• [TEXTO APRESENTADO]
################

Em janeiro de 1969, os Beatles se reuniram para gravar uma apresentação que seria televisionada e também para trabalhar em músicas para esse show que virariam um novo álbum. Todo esse processo foi acompanhado pelas câmeras do cineasta Michael Lindsay-Hogg, com intenção de produzir um documentário sobre a banda. Os Beatles viviam um momento de encruzilhada na carreira: não faziam mais shows ao vivo; estavam na sua fase “lisérgica”, por assim dizer; e seu empresário Brian Epstein, figura importantíssima na trajetória da banda, havia morrido prematuramente alguns anos antes, deixando uma ausência ainda sentida pelos seus membros.

De fato havia um clima estranho no ar, um certo cansaço, entre John Lennon, Paul McCartney, George Harrison e Ringo Starr. E a crise da banda acabou sendo exibida no documentário Deixa Estar: Let It Be (1970), lançado com o mesmo título daquele que viria a ser o derradeiro disco dos Beatles. Acontece que Lindsay-Hogg gravou cerca de 60 horas de material que nunca tinha sido visto antes… até agora.

################

• [REGISTROS DA LISTAGEM]
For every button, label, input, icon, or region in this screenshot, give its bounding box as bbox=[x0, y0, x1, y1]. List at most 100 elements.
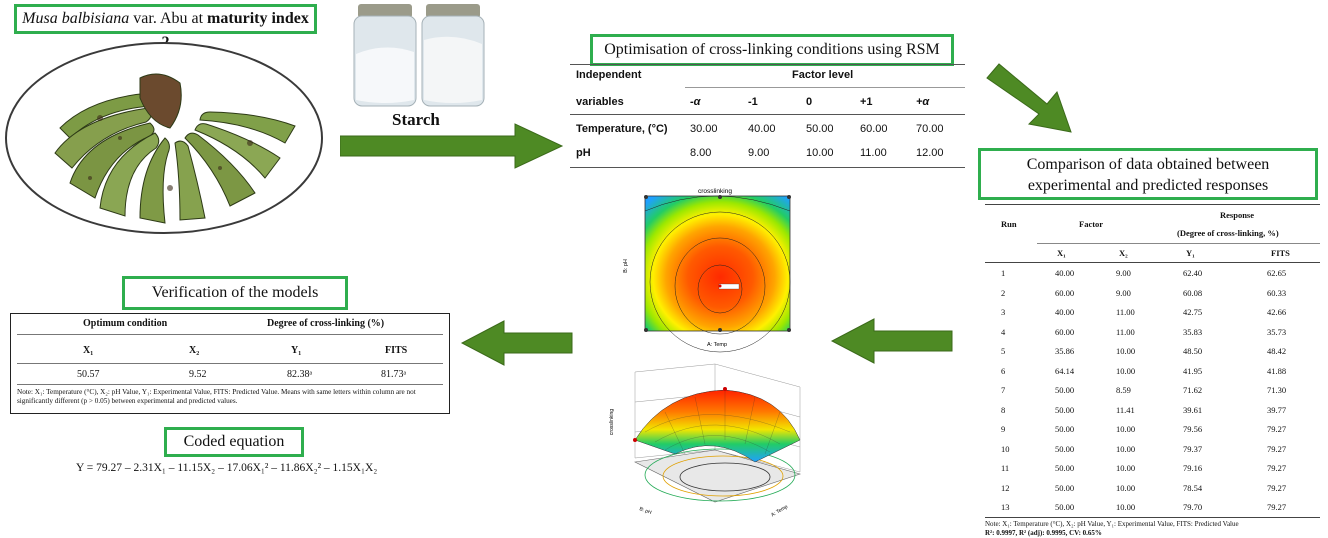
comparison-cell: 50.00 bbox=[1055, 463, 1075, 473]
verification-note: Note: X₁: Temperature (°C), X₂: pH Value… bbox=[17, 388, 416, 405]
rsm-cell: 70.00 bbox=[916, 123, 944, 135]
comparison-row: 7 50.00 8.59 71.62 71.30 bbox=[985, 380, 1320, 400]
comparison-note: Note: X₁: Temperature (°C), X₂: pH Value… bbox=[985, 519, 1239, 528]
comparison-cell: 11.00 bbox=[1116, 326, 1135, 337]
comparison-cell: 39.77 bbox=[1267, 404, 1287, 415]
comparison-row: 2 60.00 9.00 60.08 60.33 bbox=[985, 283, 1320, 303]
contour-plot: crosslinking A: Temp B: pH bbox=[623, 188, 791, 353]
rsm-cell: 9.00 bbox=[748, 147, 770, 159]
comparison-cell: 10.00 bbox=[1116, 443, 1136, 454]
comparison-table: Run Factor Response (Degree of cross-lin… bbox=[985, 204, 1320, 538]
banana-variety: var. Abu at bbox=[129, 10, 208, 27]
verification-value-x1: 50.57 bbox=[77, 369, 100, 380]
comparison-cell: 5 bbox=[1001, 346, 1006, 356]
comparison-cell: 41.88 bbox=[1267, 365, 1287, 376]
rsm-table: Independent Factor level variables -α -1… bbox=[570, 64, 965, 168]
comparison-cell: 10.00 bbox=[1116, 482, 1136, 493]
verification-value-x2: 9.52 bbox=[189, 369, 207, 380]
comparison-cell: 11 bbox=[1001, 463, 1010, 473]
comparison-row: 12 50.00 10.00 78.54 79.27 bbox=[985, 478, 1320, 498]
comparison-cell: 50.00 bbox=[1055, 482, 1075, 493]
comparison-cell: 79.27 bbox=[1267, 502, 1287, 512]
comparison-cell: 3 bbox=[1001, 307, 1006, 317]
surface-zlabel: crosslinking bbox=[609, 409, 615, 435]
comparison-cell: 11.41 bbox=[1116, 404, 1135, 415]
comparison-cell: 79.56 bbox=[1183, 424, 1203, 434]
comparison-cell: 60.00 bbox=[1055, 287, 1075, 298]
rsm-cell: Temperature, (°C) bbox=[576, 123, 668, 135]
comparison-cell: 8 bbox=[1001, 404, 1006, 415]
comparison-cell: 50.00 bbox=[1055, 404, 1075, 415]
rsm-cell: 50.00 bbox=[806, 123, 834, 135]
verification-title-box: Verification of the models bbox=[122, 276, 348, 310]
arrow-left-2 bbox=[460, 320, 573, 366]
comparison-cell: 40.00 bbox=[1055, 307, 1075, 317]
comparison-cell: 79.27 bbox=[1267, 482, 1287, 493]
comparison-cell: 79.27 bbox=[1267, 424, 1287, 434]
comparison-row: 13 50.00 10.00 79.70 79.27 bbox=[985, 497, 1320, 517]
comparison-cell: 60.33 bbox=[1267, 287, 1287, 298]
comparison-cell: 48.42 bbox=[1267, 346, 1287, 356]
verification-title: Verification of the models bbox=[151, 284, 319, 301]
banana-hand-image bbox=[5, 42, 323, 234]
comparison-cell: 48.50 bbox=[1183, 346, 1203, 356]
comparison-row: 9 50.00 10.00 79.56 79.27 bbox=[985, 419, 1320, 439]
rsm-cell: 60.00 bbox=[860, 123, 888, 135]
surface-plot: crosslinking A: Temp B: pH bbox=[609, 363, 802, 518]
comparison-cell: 10 bbox=[1001, 443, 1010, 454]
comparison-cell: 8.59 bbox=[1116, 385, 1131, 395]
comparison-cell: 10.00 bbox=[1116, 346, 1136, 356]
rsm-row-temperature: Temperature, (°C) 30.00 40.00 50.00 60.0… bbox=[570, 115, 965, 141]
comparison-head-fits: FITS bbox=[1271, 248, 1290, 258]
comparison-cell: 79.70 bbox=[1183, 502, 1203, 512]
comparison-cell: 62.40 bbox=[1183, 268, 1203, 278]
comparison-cell: 10.00 bbox=[1116, 424, 1136, 434]
banana-title-box: Musa balbisiana var. Abu at maturity ind… bbox=[14, 4, 317, 51]
arrow-diagonal-down bbox=[986, 63, 1072, 133]
rsm-header-factor-level: Factor level bbox=[792, 69, 854, 81]
comparison-cell: 11.00 bbox=[1116, 307, 1135, 317]
comparison-rows: 1 40.00 9.00 62.40 62.65 2 60.00 9.00 60.08 60.33… bbox=[985, 263, 1320, 517]
rsm-header-variables: variables bbox=[576, 96, 624, 108]
rsm-cell: pH bbox=[576, 147, 591, 159]
verification-head-degree: Degree of cross-linking (%) bbox=[267, 318, 385, 329]
banana-species: Musa balbisiana bbox=[22, 10, 130, 27]
comparison-cell: 71.30 bbox=[1267, 385, 1287, 395]
comparison-row: 11 50.00 10.00 79.16 79.27 bbox=[985, 458, 1320, 478]
comparison-row: 3 40.00 11.00 42.75 42.66 bbox=[985, 302, 1320, 322]
verification-head-x1: X₁ bbox=[83, 345, 94, 356]
comparison-cell: 42.75 bbox=[1183, 307, 1203, 317]
comparison-cell: 79.16 bbox=[1183, 463, 1203, 473]
comparison-row: 1 40.00 9.00 62.40 62.65 bbox=[985, 263, 1320, 283]
verification-head-y1: Y₁ bbox=[291, 345, 302, 356]
contour-xlabel: A: Temp bbox=[707, 342, 727, 348]
rsm-title: Optimisation of cross-linking conditions… bbox=[604, 41, 940, 58]
comparison-row: 10 50.00 10.00 79.37 79.27 bbox=[985, 439, 1320, 459]
comparison-cell: 2 bbox=[1001, 287, 1006, 298]
comparison-cell: 9.00 bbox=[1116, 268, 1131, 278]
rsm-header-minus-one: -1 bbox=[748, 96, 758, 108]
verification-value-fits: 81.73ᵃ bbox=[381, 369, 407, 380]
comparison-cell: 9.00 bbox=[1116, 287, 1131, 298]
comparison-cell: 10.00 bbox=[1116, 365, 1136, 376]
comparison-cell: 35.86 bbox=[1055, 346, 1075, 356]
comparison-cell: 6 bbox=[1001, 365, 1006, 376]
comparison-cell: 10.00 bbox=[1116, 463, 1136, 473]
comparison-cell: 79.27 bbox=[1267, 443, 1287, 454]
comparison-cell: 60.08 bbox=[1183, 287, 1203, 298]
comparison-cell: 50.00 bbox=[1055, 385, 1075, 395]
comparison-cell: 1 bbox=[1001, 268, 1006, 278]
comparison-cell: 9 bbox=[1001, 424, 1006, 434]
starch-label: Starch bbox=[392, 110, 440, 129]
surface-ylabel: B: pH bbox=[638, 506, 652, 516]
comparison-head-x1: X₁ bbox=[1057, 248, 1066, 258]
comparison-title-line2: experimental and predicted responses bbox=[1027, 177, 1269, 194]
comparison-cell: 50.00 bbox=[1055, 424, 1075, 434]
rsm-cell: 12.00 bbox=[916, 147, 944, 159]
rsm-cell: 10.00 bbox=[806, 147, 834, 159]
rsm-header-plus-one: +1 bbox=[860, 96, 873, 108]
comparison-head-run: Run bbox=[1001, 219, 1017, 229]
starch-jars-image bbox=[353, 4, 485, 107]
comparison-cell: 40.00 bbox=[1055, 268, 1075, 278]
rsm-header-plus-alpha: +α bbox=[916, 96, 930, 108]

################

• [TAREFAS DO EXERCÍCIO]
1: Reproduza fielmente o trecho do texto sobre os Beatles que vai de "Em janeiro de" até "pelos seus membros.".
2: Responda às perguntas abaixo com base no texto sobre os Beatles.
(a) Em que mês e ano os Beatles se reuniram para gravar a apresentação televisionada?
(b) Qual era o nome do empresário da banda que havia morrido alguns anos antes?
(c) Quantas horas de material Lindsay-Hogg gravou, aproximadamente?
3: Retome o texto sobre os Beatles e dê continuidade a ele a partir da última frase.

• [LISTA DE RESPOSTAS]
1:
Em janeiro de 1969, os Beatles se reuniram para gravar uma apresentação que seria televisionada e também para trabalhar em músicas para esse show que virariam um novo álbum. Todo esse processo foi acompanhado pelas câmeras do cineasta Michael Lindsay-Hogg, com intenção de produzir um documentário sobre a banda. Os Beatles viviam um momento de encruzilhada na carreira: não faziam mais shows ao vivo; estavam na sua fase “lisérgica”, por assim dizer; e seu empresário Brian Epstein, figura importantíssima na trajetória da banda, havia morrido prematuramente alguns anos antes, deixando uma ausência ainda sentida pelos seus membros.

2:
(a) Em janeiro de 1969.
(b) Brian Epstein.
(c) Cerca de 60 horas.

3:
The Beatles: Get Back é uma experiência curiosa. A minissérie documental do cineasta Peter Jackson, lançada no Disney +, é algo, a seu modo, tão épico quanto a sua bem-sucedida e oscarizada trilogia O Senhor dos Anéis, documentando um momento-chave da existência do maior fenômeno da história da música. Em muitos trechos, o documentário é fascinante. Mas o lado fã do diretor parece ter tomado a melhor sobre ele, porque Get Back também parece, em alguns momentos, quase interminável – eu não concordo, mas tem gente que diz o mesmo de O Senhor dos Anéis…

BASTIDORES RAROS

Primeiro, sobre a parte fascinante. Sem dúvida, é impressionante o trabalho de remasterização das imagens e tratamento de áudio da época.  Não é à toa que Get Back demorou alguns anos para ficar pronto e a equipe de Jackson até utilizou a tecnologia usada no documentário anterior do cineasta, Eles Não Envelhecerão (2018), que contava com a restauração de imagens da Primeira Guerra Mundial.

O resultado em Get Back é impressionante: na era da alta definição e do streaming, os Beatles e o contexto do fim dos anos 1960 voltam à vida de maneira impressionante. E para respeitar esse contexto, a Disney até permitiu que fossem incluídos na montagem final alguns palavrões e as várias cenas de pessoas fumando. A imagem e o som são tão perfeitos que parecem ter sido gravados ontem.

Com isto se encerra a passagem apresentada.